Writer
The Writer class provides efficient batch insertion of validated data into ClickHouse tables. It takes already-validated Pydantic model instances, batches them, and inserts them efficiently into the database.
Creating a Writer
Create a writer with a client and table definition:
from pydantic import BaseModel
from pyclickhouse import Client, Table, Writer
class User(BaseModel):
id: int
name: str
email: str
users = Table(model=User, name="users")
client = Client()
async with client:
writer = Writer(client, users)
# ready to insert data
Basic Usage
Insert Single Records
The Writer accepts already-validated Pydantic model instances:
async with client:
writer = Writer(client, users)
# Create a valid User instance
user = User(id=1, name="Alice", email="alice@example.com")
await writer.insert(user)
Insert Multiple Records
Insert multiple records in a single call:
async with client:
writer = Writer(client, users)
users_data = [
User(id=1, name="Alice", email="alice@example.com"),
User(id=2, name="Bob", email="bob@example.com"),
User(id=3, name="Charlie", email="charlie@example.com"),
]
for user in users_data:
await writer.insert(user)
Or all at once:
async with client:
writer = Writer(client, users)
await writer.insert(
User(id=1, name="Alice", email="alice@example.com"),
User(id=2, name="Bob", email="bob@example.com"),
User(id=3, name="Charlie", email="charlie@example.com"),
)
Validation Before Insertion
Validation happens when you create the model instance, not when inserting:
from pydantic import ValidationError
async with client:
writer = Writer(client, users)
# Validation happens here during model creation
try:
user = User(id="invalid", name="Alice", email="alice@example.com")
except ValidationError as e:
print(f"Invalid user: {e}")
# Only valid instances reach the writer
user = User(id=1, name="Alice", email="alice@example.com")
await writer.insert(user)
Type Checking
The Writer enforces type checking - you must pass instances of the correct model:
async with client:
writer = Writer(client, users)
# This works - valid User instance
user = User(id=1, name="Alice", email="alice@example.com")
await writer.insert(user)
# This raises TypeError - dict is not a User instance
invalid = {"id": 1, "name": "Bob"}
await writer.insert(invalid) # TypeError!
Batching
Automatic Batching (Default)
By default, the writer batches inserts for efficiency:
async with client:
writer = Writer(client, users, batch=True, batch_size=1000)
# Records are queued and automatically flushed when batch_size is reached
for i in range(5000):
user = User(id=i, name=f"User {i}", email=f"user{i}@example.com")
await writer.insert(user)

Problem to solve → From the Writer class documentation, copy everything from "Creating a Writer" down to "client = Client()" word for word.

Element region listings
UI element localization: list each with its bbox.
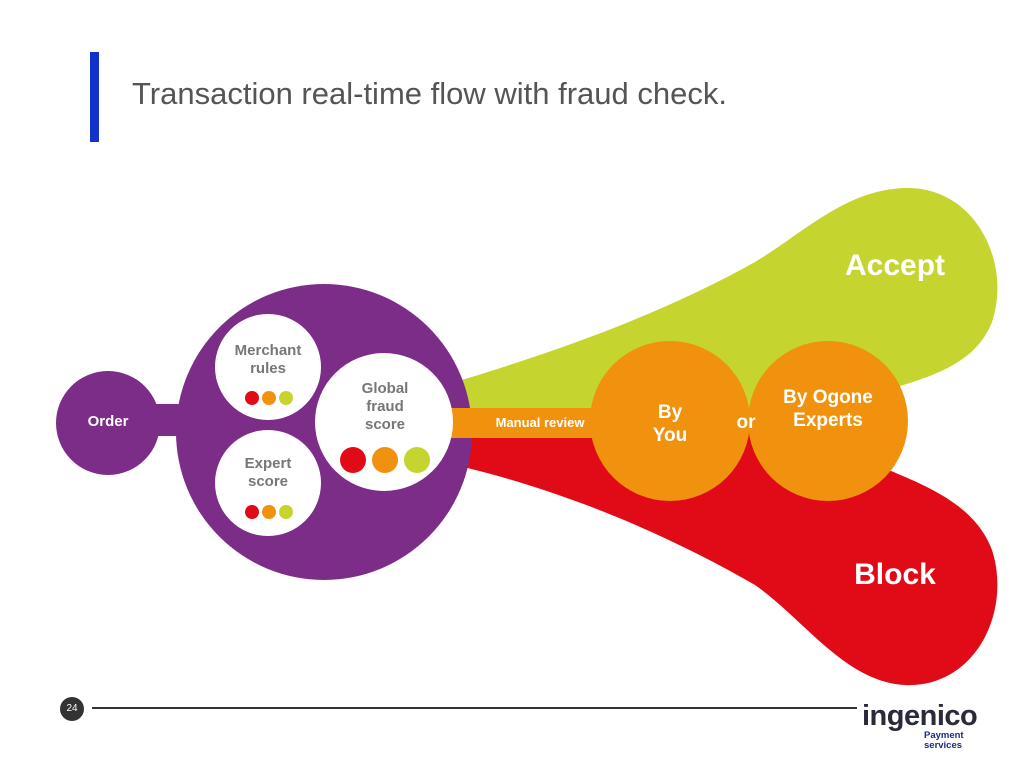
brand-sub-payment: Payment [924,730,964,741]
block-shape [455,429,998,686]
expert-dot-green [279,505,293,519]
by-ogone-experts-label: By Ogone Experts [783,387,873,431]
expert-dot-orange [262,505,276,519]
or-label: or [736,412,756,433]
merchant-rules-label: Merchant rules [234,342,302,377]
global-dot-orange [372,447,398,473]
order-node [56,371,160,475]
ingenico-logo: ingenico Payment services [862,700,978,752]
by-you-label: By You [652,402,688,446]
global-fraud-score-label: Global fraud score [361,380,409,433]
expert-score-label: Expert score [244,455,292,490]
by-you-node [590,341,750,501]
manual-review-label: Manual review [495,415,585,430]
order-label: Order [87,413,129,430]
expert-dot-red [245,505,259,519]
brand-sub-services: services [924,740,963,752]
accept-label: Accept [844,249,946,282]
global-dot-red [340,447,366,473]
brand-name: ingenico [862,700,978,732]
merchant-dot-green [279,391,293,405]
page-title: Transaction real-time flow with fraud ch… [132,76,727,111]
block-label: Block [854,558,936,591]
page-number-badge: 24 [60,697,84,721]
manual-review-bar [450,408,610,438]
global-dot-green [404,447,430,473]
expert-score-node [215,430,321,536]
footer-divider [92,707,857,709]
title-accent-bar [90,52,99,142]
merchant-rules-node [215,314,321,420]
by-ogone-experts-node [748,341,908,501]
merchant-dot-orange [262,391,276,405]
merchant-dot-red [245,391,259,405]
--
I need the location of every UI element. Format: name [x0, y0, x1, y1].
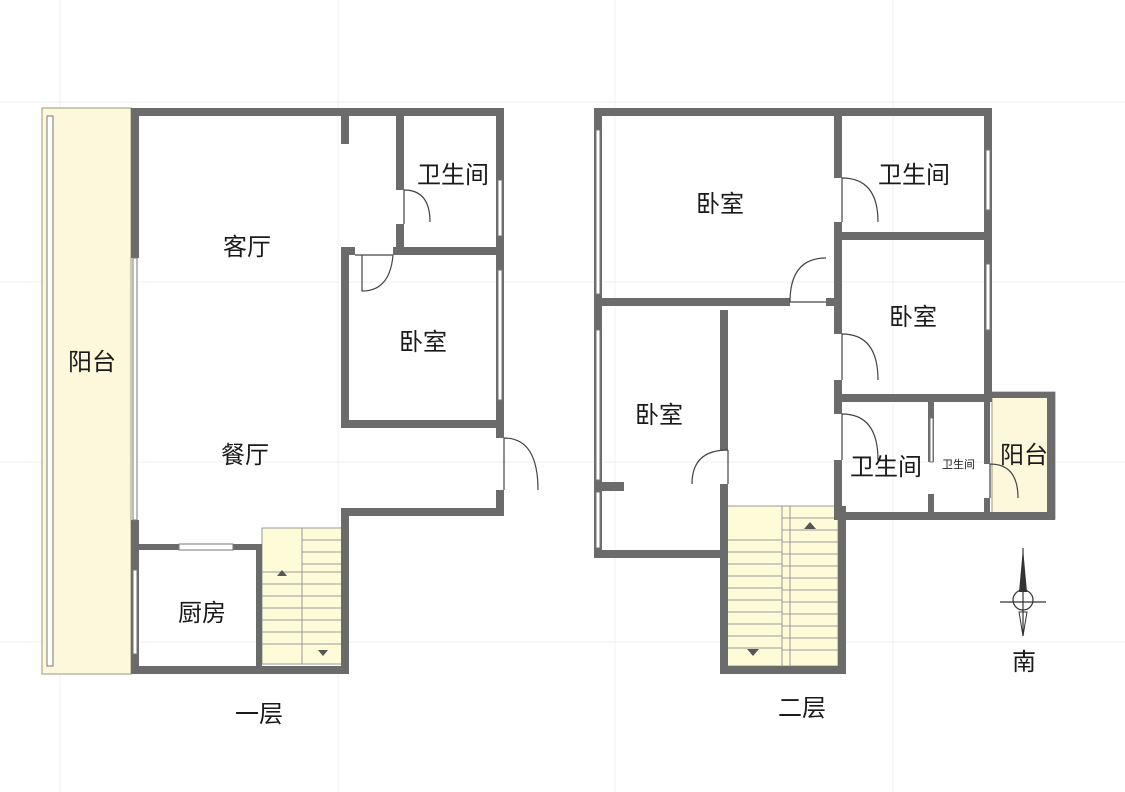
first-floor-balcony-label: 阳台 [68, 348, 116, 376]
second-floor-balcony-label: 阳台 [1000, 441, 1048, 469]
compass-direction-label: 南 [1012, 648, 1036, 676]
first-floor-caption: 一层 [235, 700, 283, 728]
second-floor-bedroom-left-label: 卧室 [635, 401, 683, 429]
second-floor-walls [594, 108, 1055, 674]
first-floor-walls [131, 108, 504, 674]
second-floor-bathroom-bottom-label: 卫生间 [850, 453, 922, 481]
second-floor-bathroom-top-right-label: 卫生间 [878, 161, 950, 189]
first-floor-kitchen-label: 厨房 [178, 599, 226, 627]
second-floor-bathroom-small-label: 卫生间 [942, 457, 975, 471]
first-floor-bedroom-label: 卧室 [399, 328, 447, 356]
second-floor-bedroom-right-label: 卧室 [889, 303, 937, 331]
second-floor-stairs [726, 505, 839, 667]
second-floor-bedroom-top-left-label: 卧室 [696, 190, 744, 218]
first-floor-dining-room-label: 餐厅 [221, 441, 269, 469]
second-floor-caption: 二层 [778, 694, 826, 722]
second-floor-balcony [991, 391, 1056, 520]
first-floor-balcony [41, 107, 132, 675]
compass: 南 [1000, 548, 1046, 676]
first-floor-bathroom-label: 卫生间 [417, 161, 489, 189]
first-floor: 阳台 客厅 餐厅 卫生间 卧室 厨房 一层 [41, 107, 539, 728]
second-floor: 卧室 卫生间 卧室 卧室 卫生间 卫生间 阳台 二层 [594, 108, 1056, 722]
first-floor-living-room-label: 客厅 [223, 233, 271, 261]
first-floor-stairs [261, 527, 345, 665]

Right answer →
Creating a Writer
Create a writer with a client and table definition:
from pydantic import BaseModel
from pyclickhouse import Client, Table, Writer
class User(BaseModel):
id: int
name: str
email: str
users = Table(model=User, name="users")
client = Client()